The exercise:
Switch every "manuscript-line" in the listing below to "handwritten-line" and reproduce all of its lines with nothing else changed. Leave the pictures out of your answer.
-- start Materials provided --
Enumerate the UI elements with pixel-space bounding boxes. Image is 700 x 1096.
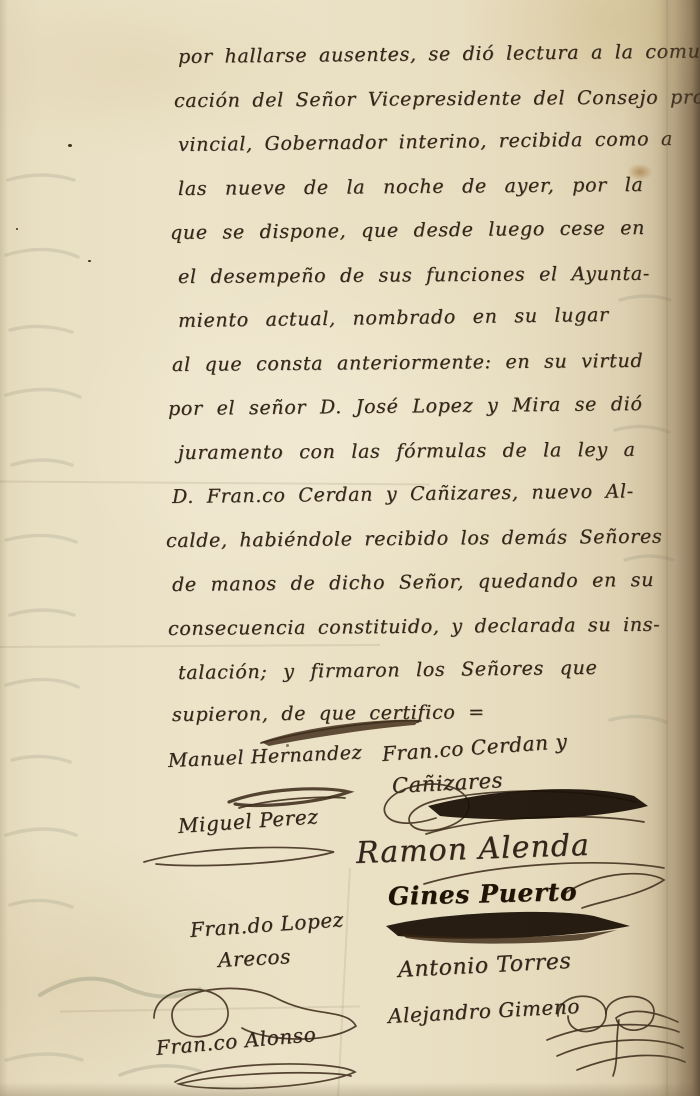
signature-manuel-hernandez: Manuel Hernandez bbox=[168, 742, 363, 772]
page-gutter-shadow bbox=[650, 0, 700, 1096]
ink-speck bbox=[68, 144, 72, 147]
signature-miguel-perez: Miguel Perez bbox=[177, 804, 319, 838]
manuscript-line: miento actual, nombrado en su lugar bbox=[178, 304, 609, 332]
manuscript-line: vincial, Gobernador interino, recibida c… bbox=[178, 128, 673, 156]
signature-flourish bbox=[535, 1012, 690, 1082]
paper-crease bbox=[337, 868, 351, 1096]
signature-francisco-alonso: Fran.co Alonso bbox=[155, 1022, 317, 1060]
manuscript-line: que se dispone, que desde luego cese en bbox=[170, 217, 645, 244]
page-bottom-shadow bbox=[0, 1082, 700, 1096]
signature-antonio-torres: Antonio Torres bbox=[397, 949, 572, 983]
paper-crease bbox=[0, 644, 380, 648]
manuscript-line: D. Fran.co Cerdan y Cañizares, nuevo Al- bbox=[172, 480, 634, 508]
paper-crease bbox=[60, 1005, 360, 1012]
signature-gines-puerto: Gines Puerto bbox=[388, 877, 578, 911]
manuscript-line: el desempeño de sus funciones el Ayunta- bbox=[178, 263, 650, 288]
page-left-shadow bbox=[0, 0, 8, 1096]
manuscript-line: de manos de dicho Señor, quedando en su bbox=[172, 569, 654, 596]
ink-speck bbox=[16, 228, 18, 230]
manuscript-line: talación; y firmaron los Señores que bbox=[178, 657, 598, 684]
manuscript-line: juramento con las fórmulas de la ley a bbox=[178, 439, 636, 464]
manuscript-line: las nueve de la noche de ayer, por la bbox=[178, 174, 644, 200]
ink-blot bbox=[382, 908, 637, 944]
manuscript-line: por hallarse ausentes, se dió lectura a … bbox=[178, 40, 700, 68]
signature-francisco-lopez: Fran.do Lopez bbox=[189, 907, 344, 942]
signature-flourish bbox=[140, 842, 340, 870]
ink-speck bbox=[88, 260, 91, 262]
signature-ramon-alenda: Ramon Alenda bbox=[355, 828, 590, 871]
page-edge-crease bbox=[666, 0, 668, 1096]
manuscript-line: consecuencia constituido, y declarada su… bbox=[168, 614, 661, 640]
signature-flourish bbox=[155, 1058, 375, 1096]
manuscript-line: calde, habiéndole recibido los demás Señ… bbox=[166, 526, 663, 552]
manuscript-line: cación del Señor Vicepresidente del Cons… bbox=[174, 86, 700, 112]
signature-alejandro-gimeno: Alejandro Gimeno bbox=[387, 994, 580, 1028]
signature-canizares: Cañizares bbox=[391, 768, 503, 798]
manuscript-line: al que consta anteriormente: en su virtu… bbox=[172, 350, 644, 376]
manuscript-page: por hallarse ausentes, se dió lectura a … bbox=[0, 0, 700, 1096]
signature-lopez-arecos: Arecos bbox=[217, 944, 291, 972]
manuscript-line: por el señor D. José Lopez y Mira se dió bbox=[168, 393, 643, 420]
signature-francisco-cerdan: Fran.co Cerdan y bbox=[381, 729, 568, 766]
manuscript-line: supieron, de que certifico = bbox=[172, 701, 485, 726]
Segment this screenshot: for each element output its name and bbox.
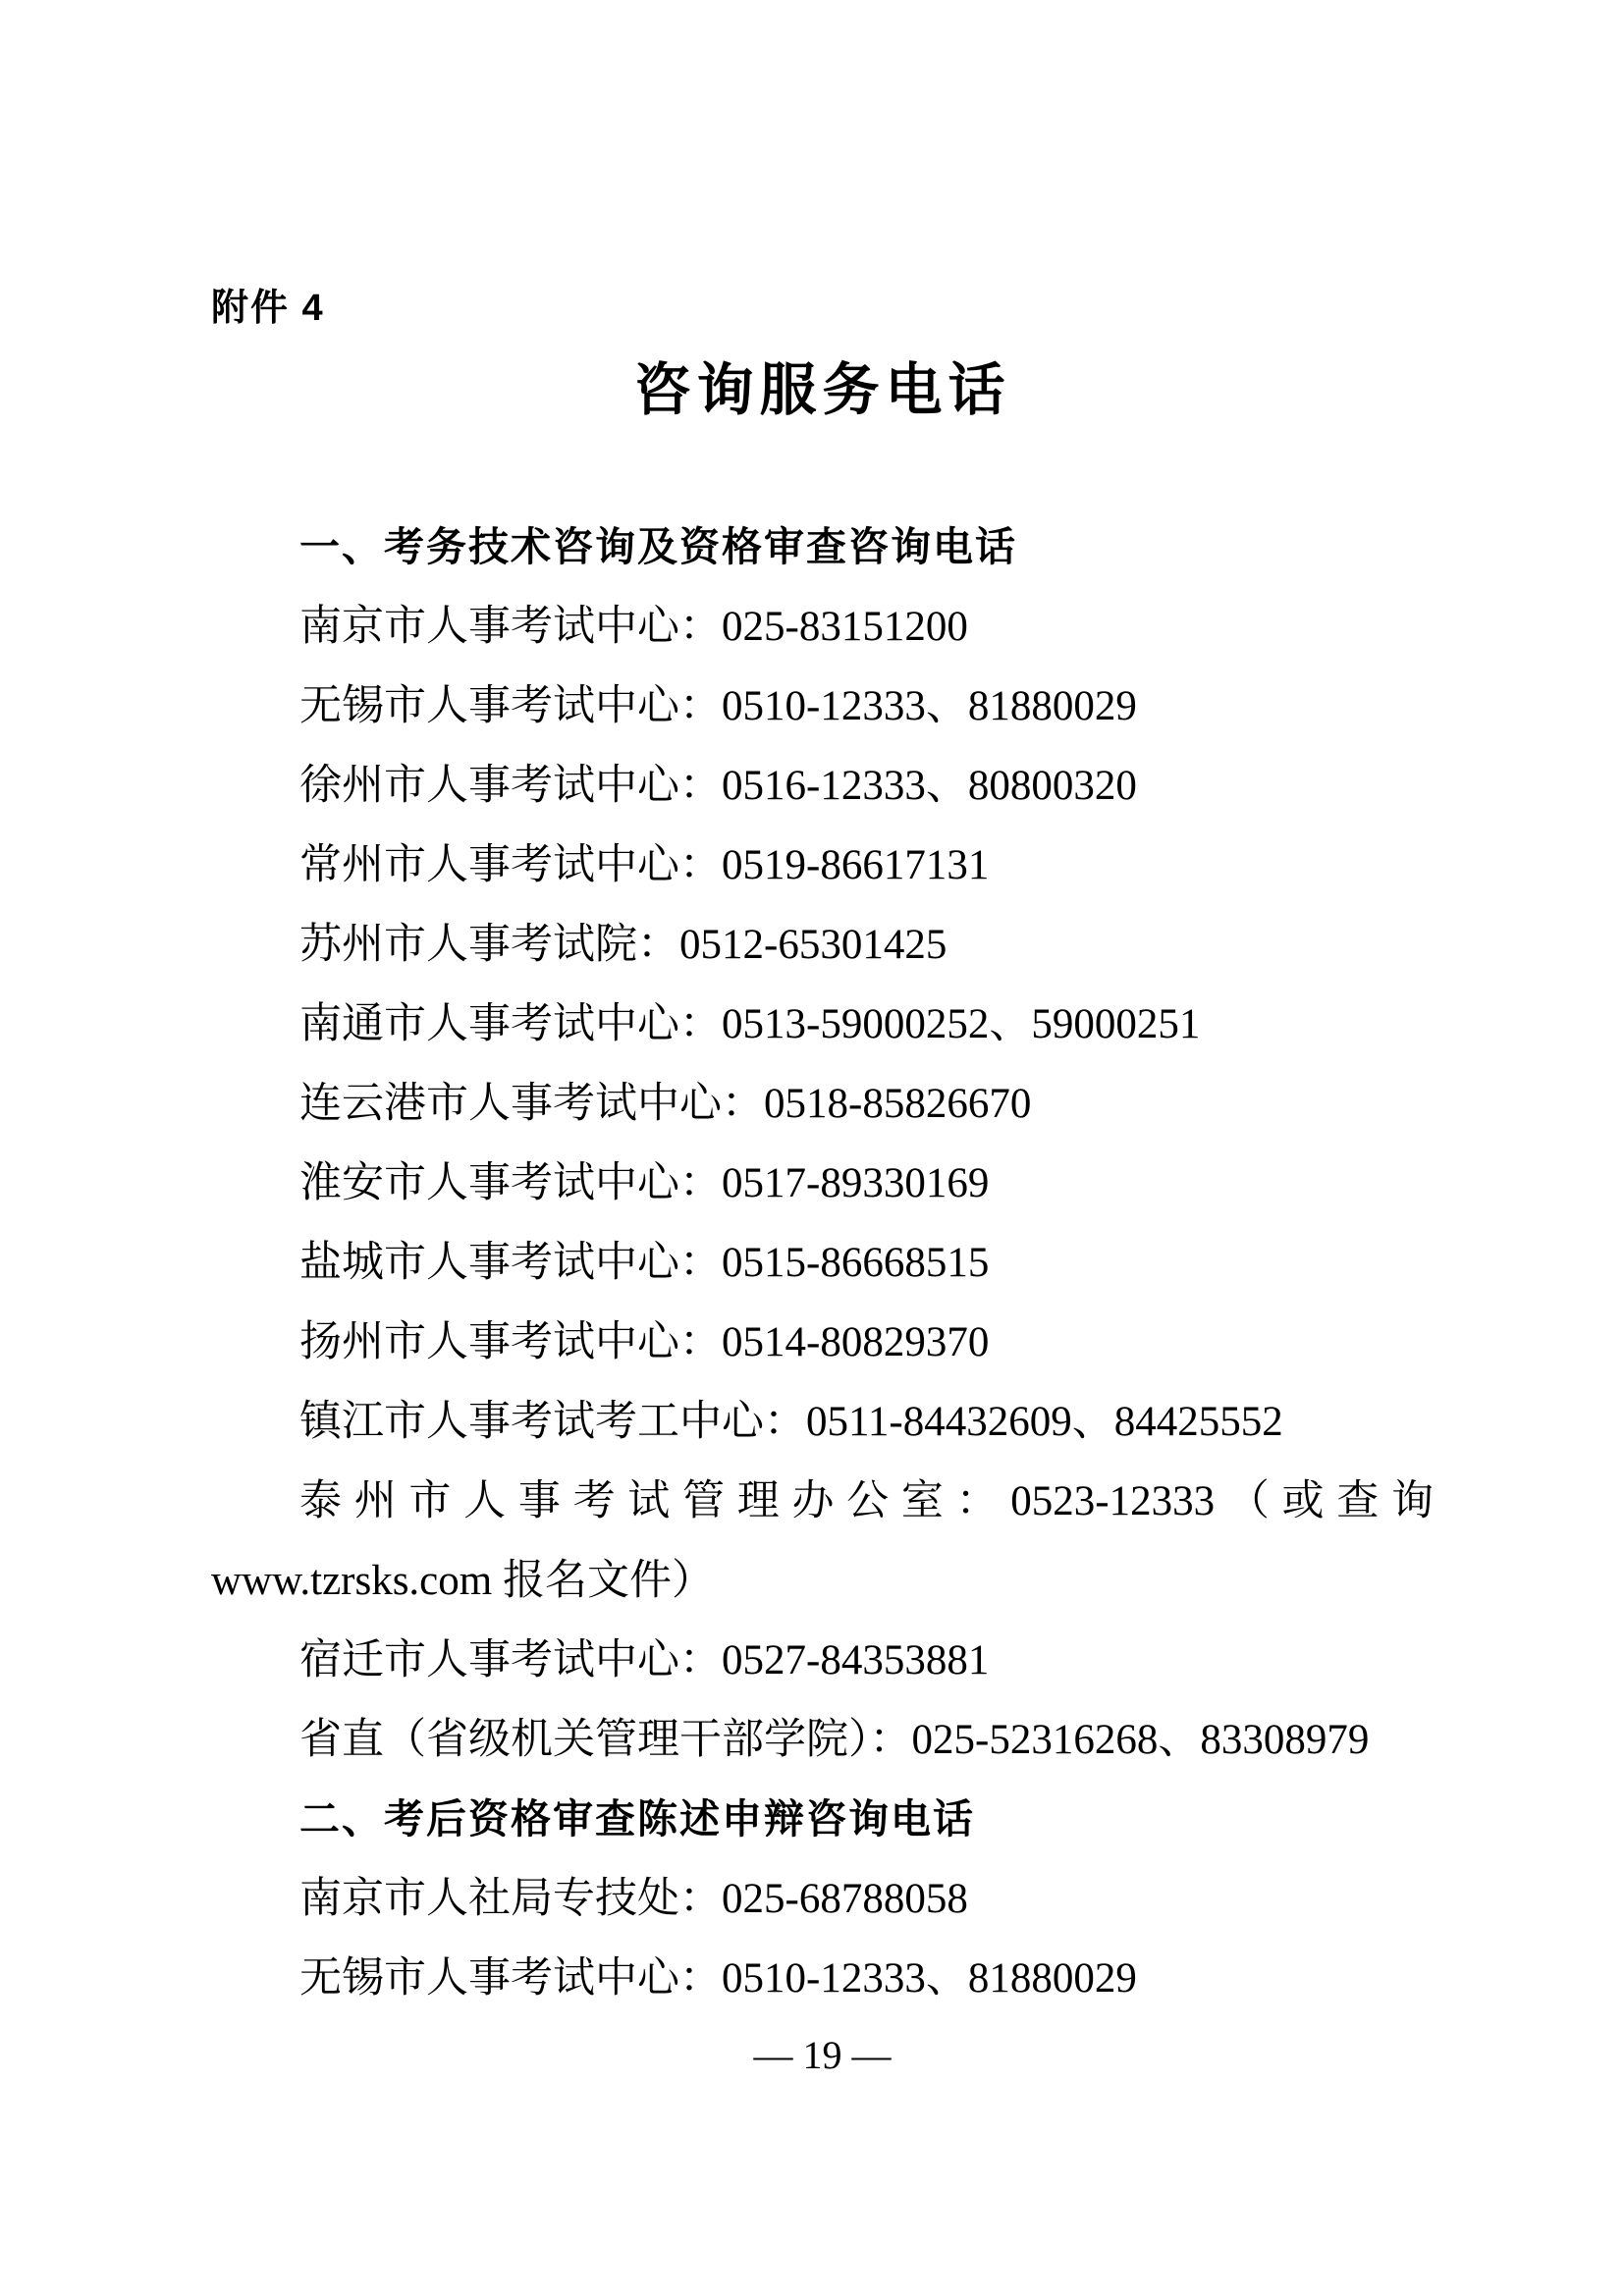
phone-entry: 南京市人事考试中心：025-83151200 — [211, 587, 1434, 667]
phone-entry: 南通市人事考试中心：0513-59000252、59000251 — [211, 985, 1434, 1064]
phone-entry: 常州市人事考试中心：0519-86617131 — [211, 826, 1434, 905]
phone-entry: 淮安市人事考试中心：0517-89330169 — [211, 1144, 1434, 1223]
phone-entry: 无锡市人事考试中心：0510-12333、81880029 — [211, 1939, 1434, 2018]
phone-entry: 泰州市人事考试管理办公室：0523-12333（或查询 www.tzrsks.c… — [211, 1462, 1434, 1621]
phone-entry: 盐城市人事考试中心：0515-86668515 — [211, 1223, 1434, 1303]
page-title: 咨询服务电话 — [211, 359, 1434, 422]
phone-entry: 连云港市人事考试中心：0518-85826670 — [211, 1064, 1434, 1144]
sections-container: 一、考务技术咨询及资格审查咨询电话南京市人事考试中心：025-83151200无… — [211, 507, 1434, 2018]
phone-entry: 苏州市人事考试院：0512-65301425 — [211, 905, 1434, 985]
phone-entry: 省直（省级机关管理干部学院）：025-52316268、83308979 — [211, 1700, 1434, 1780]
phone-entry: 无锡市人事考试中心：0510-12333、81880029 — [211, 667, 1434, 746]
attachment-label: 附件 4 — [211, 287, 1434, 330]
document-page: 附件 4 咨询服务电话 一、考务技术咨询及资格审查咨询电话南京市人事考试中心：0… — [211, 0, 1434, 2296]
phone-entry: 镇江市人事考试考工中心：0511-84432609、84425552 — [211, 1382, 1434, 1462]
section-heading: 一、考务技术咨询及资格审查咨询电话 — [211, 507, 1434, 587]
page-number: — 19 — — [754, 2033, 892, 2077]
section-heading: 二、考后资格审查陈述申辩咨询电话 — [211, 1780, 1434, 1859]
phone-entry: 宿迁市人事考试中心：0527-84353881 — [211, 1621, 1434, 1700]
phone-entry: 南京市人社局专技处：025-68788058 — [211, 1859, 1434, 1939]
phone-entry: 扬州市人事考试中心：0514-80829370 — [211, 1303, 1434, 1382]
phone-entry: 徐州市人事考试中心：0516-12333、80800320 — [211, 746, 1434, 826]
page-footer: — 19 — — [211, 2032, 1434, 2079]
-- end Materials provided --
Response to the task:
Enumerate the UI elements with pixel-space bounding boxes. Image is 700 x 1096.
signature-manuel-hernandez: Manuel Hernandez bbox=[168, 742, 363, 772]
page-gutter-shadow bbox=[650, 0, 700, 1096]
ink-speck bbox=[68, 144, 72, 147]
signature-miguel-perez: Miguel Perez bbox=[177, 804, 319, 838]
handwritten-line: miento actual, nombrado en su lugar bbox=[178, 304, 609, 332]
handwritten-line: vincial, Gobernador interino, recibida c… bbox=[178, 128, 673, 156]
signature-flourish bbox=[535, 1012, 690, 1082]
paper-crease bbox=[337, 868, 351, 1096]
signature-francisco-alonso: Fran.co Alonso bbox=[155, 1022, 317, 1060]
handwritten-line: que se dispone, que desde luego cese en bbox=[170, 217, 645, 244]
page-bottom-shadow bbox=[0, 1082, 700, 1096]
signature-antonio-torres: Antonio Torres bbox=[397, 949, 572, 983]
paper-crease bbox=[0, 644, 380, 648]
handwritten-line: D. Fran.co Cerdan y Cañizares, nuevo Al- bbox=[172, 480, 634, 508]
paper-crease bbox=[60, 1005, 360, 1012]
signature-gines-puerto: Gines Puerto bbox=[388, 877, 578, 911]
handwritten-line: el desempeño de sus funciones el Ayunta- bbox=[178, 263, 650, 288]
page-left-shadow bbox=[0, 0, 8, 1096]
handwritten-line: de manos de dicho Señor, quedando en su bbox=[172, 569, 654, 596]
ink-speck bbox=[16, 228, 18, 230]
handwritten-line: talación; y firmaron los Señores que bbox=[178, 657, 598, 684]
handwritten-line: juramento con las fórmulas de la ley a bbox=[178, 439, 636, 464]
handwritten-line: las nueve de la noche de ayer, por la bbox=[178, 174, 644, 200]
ink-blot bbox=[382, 908, 637, 944]
handwritten-line: por hallarse ausentes, se dió lectura a … bbox=[178, 40, 700, 68]
signature-francisco-lopez: Fran.do Lopez bbox=[189, 907, 344, 942]
signature-flourish bbox=[140, 842, 340, 870]
ink-speck bbox=[88, 260, 91, 262]
signature-ramon-alenda: Ramon Alenda bbox=[355, 828, 590, 871]
page-edge-crease bbox=[666, 0, 668, 1096]
handwritten-line: consecuencia constituido, y declarada su… bbox=[168, 614, 661, 640]
signature-flourish bbox=[155, 1058, 375, 1096]
handwritten-line: calde, habiéndole recibido los demás Señ… bbox=[166, 526, 663, 552]
handwritten-line: cación del Señor Vicepresidente del Cons… bbox=[174, 86, 700, 112]
signature-alejandro-gimeno: Alejandro Gimeno bbox=[387, 994, 580, 1028]
signature-canizares: Cañizares bbox=[391, 768, 503, 798]
handwritten-line: al que consta anteriormente: en su virtu… bbox=[172, 350, 644, 376]
manuscript-page: por hallarse ausentes, se dió lectura a … bbox=[0, 0, 700, 1096]
signature-lopez-arecos: Arecos bbox=[217, 944, 291, 972]
handwritten-line: por el señor D. José Lopez y Mira se dió bbox=[168, 393, 643, 420]
signature-francisco-cerdan: Fran.co Cerdan y bbox=[381, 729, 568, 766]
handwritten-line: supieron, de que certifico = bbox=[172, 701, 485, 726]
Segment this screenshot: for each element output its name and bbox.
phone-entry: 南京市人事考试中心：025-83151200 — [211, 587, 1434, 667]
phone-entry: 南通市人事考试中心：0513-59000252、59000251 — [211, 985, 1434, 1064]
phone-entry: 常州市人事考试中心：0519-86617131 — [211, 826, 1434, 905]
phone-entry: 淮安市人事考试中心：0517-89330169 — [211, 1144, 1434, 1223]
phone-entry: 无锡市人事考试中心：0510-12333、81880029 — [211, 1939, 1434, 2018]
phone-entry: 泰州市人事考试管理办公室：0523-12333（或查询 www.tzrsks.c… — [211, 1462, 1434, 1621]
phone-entry: 盐城市人事考试中心：0515-86668515 — [211, 1223, 1434, 1303]
page-title: 咨询服务电话 — [211, 359, 1434, 422]
phone-entry: 连云港市人事考试中心：0518-85826670 — [211, 1064, 1434, 1144]
sections-container: 一、考务技术咨询及资格审查咨询电话南京市人事考试中心：025-83151200无… — [211, 507, 1434, 2018]
phone-entry: 苏州市人事考试院：0512-65301425 — [211, 905, 1434, 985]
phone-entry: 省直（省级机关管理干部学院）：025-52316268、83308979 — [211, 1700, 1434, 1780]
phone-entry: 无锡市人事考试中心：0510-12333、81880029 — [211, 667, 1434, 746]
attachment-label: 附件 4 — [211, 287, 1434, 330]
document-page: 附件 4 咨询服务电话 一、考务技术咨询及资格审查咨询电话南京市人事考试中心：0… — [211, 0, 1434, 2296]
phone-entry: 镇江市人事考试考工中心：0511-84432609、84425552 — [211, 1382, 1434, 1462]
section-heading: 一、考务技术咨询及资格审查咨询电话 — [211, 507, 1434, 587]
page-number: — 19 — — [754, 2033, 892, 2077]
section-heading: 二、考后资格审查陈述申辩咨询电话 — [211, 1780, 1434, 1859]
phone-entry: 宿迁市人事考试中心：0527-84353881 — [211, 1621, 1434, 1700]
phone-entry: 南京市人社局专技处：025-68788058 — [211, 1859, 1434, 1939]
phone-entry: 扬州市人事考试中心：0514-80829370 — [211, 1303, 1434, 1382]
phone-entry: 徐州市人事考试中心：0516-12333、80800320 — [211, 746, 1434, 826]
page-footer: — 19 — — [211, 2032, 1434, 2079]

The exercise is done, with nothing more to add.